Lecture 022

Computability

Decision Problem: a set of elements of some type

Decidable (recursive): if there exists a decision procedure for S

Example:

fun acc(r, s) = accept r s

(acc decides S)

Showing function can't tell whether a function is in halting problem. (undecidable)

The halting problem: HALT = \{(g, x) : (int -> int) * int | g(x) is valuable (ie. no loop) \} Theorem: HALT is undecidable Proof:

Suppose H is a decision procedure for HALT (H decides whether the input is in HALT)
fun loop x = loop x
fun diag (x: int): int = if H (diag, x) then loop 0 else 0
(Contradiction, because if H says diag do not loop, then it loop)

Showing function can't tell whether a function with 0 as argument is in halting problem. (undecidable)

HALT0 = \{g : int -> int | g(0) is valuable \} Theorem: HALT0 is undecidable Proof:

Suppose Z: (int -> int) -> bool decides HALT0
(* Now we are creating an H from already working Z *)
fun H (g: int -> int, x : int) : bool = Z (fn _ => g x_)
(* Therefore, Z should not exist because H does not exist *)

Reduction: HALT <= HALT0 (if I can do HALT0, then at least I can do HALT), HALT is easier than HALT0 (If HALT0 is decidable, then HALT is decidable)

MATERIAL
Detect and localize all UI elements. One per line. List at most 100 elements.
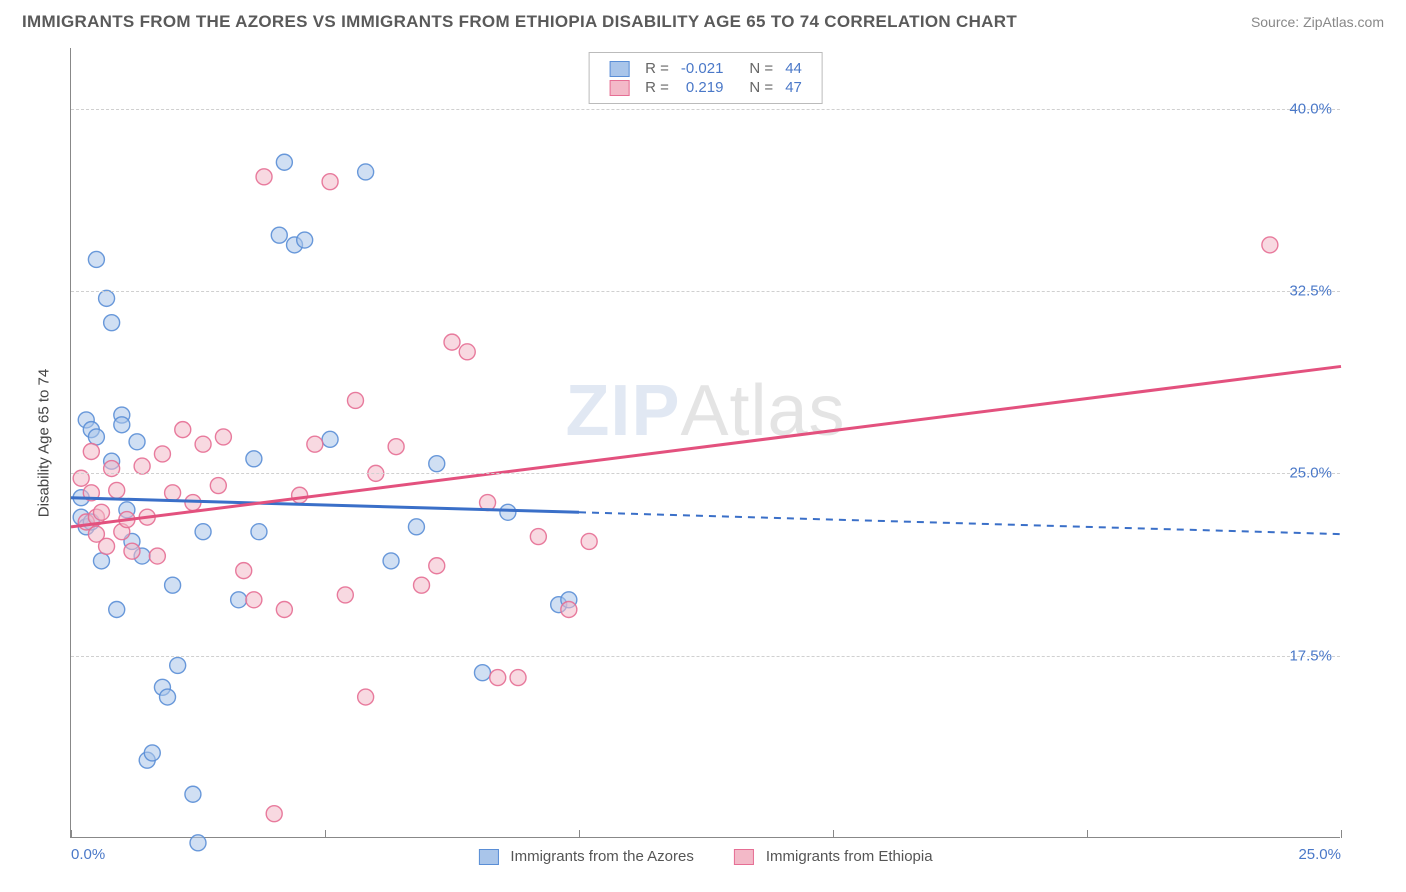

WHAT TO PRODUCE
In the computability lecture notes, what other term is given in parentheses for "decidable"?

RESPONSE TO THIS TASK
Recursive.